The data
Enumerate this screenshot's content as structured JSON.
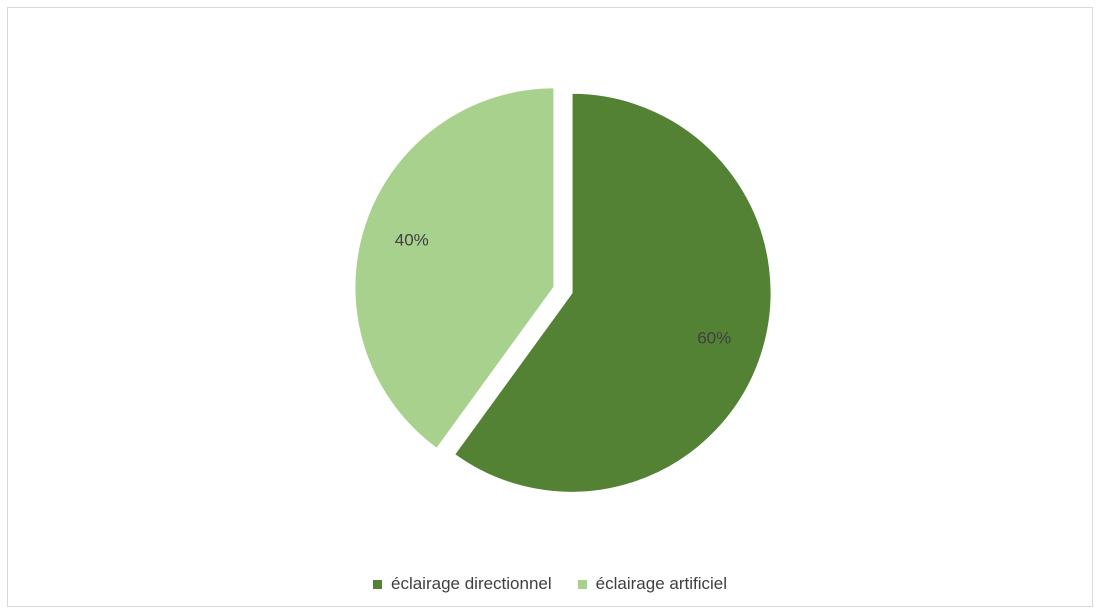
{
  "chart_data": {
    "type": "pie",
    "categories": [
      "éclairage directionnel",
      "éclairage artificiel"
    ],
    "values": [
      60,
      40
    ],
    "labels": [
      "60%",
      "40%"
    ],
    "colors": [
      "#548235",
      "#a9d18e"
    ],
    "legend_position": "bottom",
    "exploded": true
  }
}
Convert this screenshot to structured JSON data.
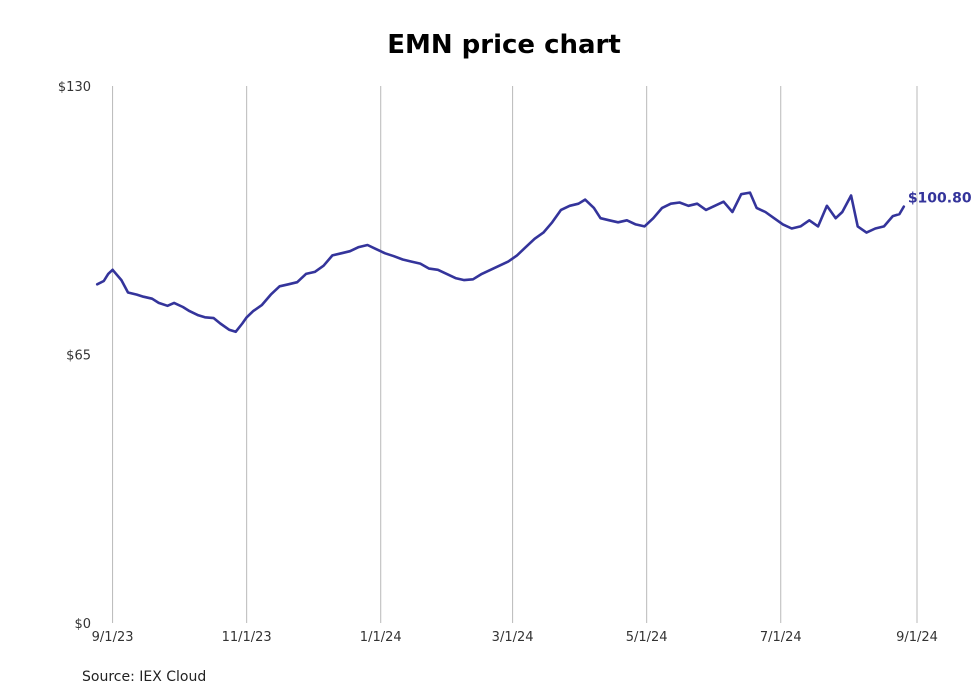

Aim of the task
Leave the pictures out, and print every line of the listing exactly as written.

Response
Enumerate this screenshot's content as structured JSON.
{
  "chart_data": {
    "type": "pie",
    "categories": [
      "éclairage directionnel",
      "éclairage artificiel"
    ],
    "values": [
      60,
      40
    ],
    "labels": [
      "60%",
      "40%"
    ],
    "colors": [
      "#548235",
      "#a9d18e"
    ],
    "legend_position": "bottom",
    "exploded": true
  }
}
Convert this screenshot to structured JSON data.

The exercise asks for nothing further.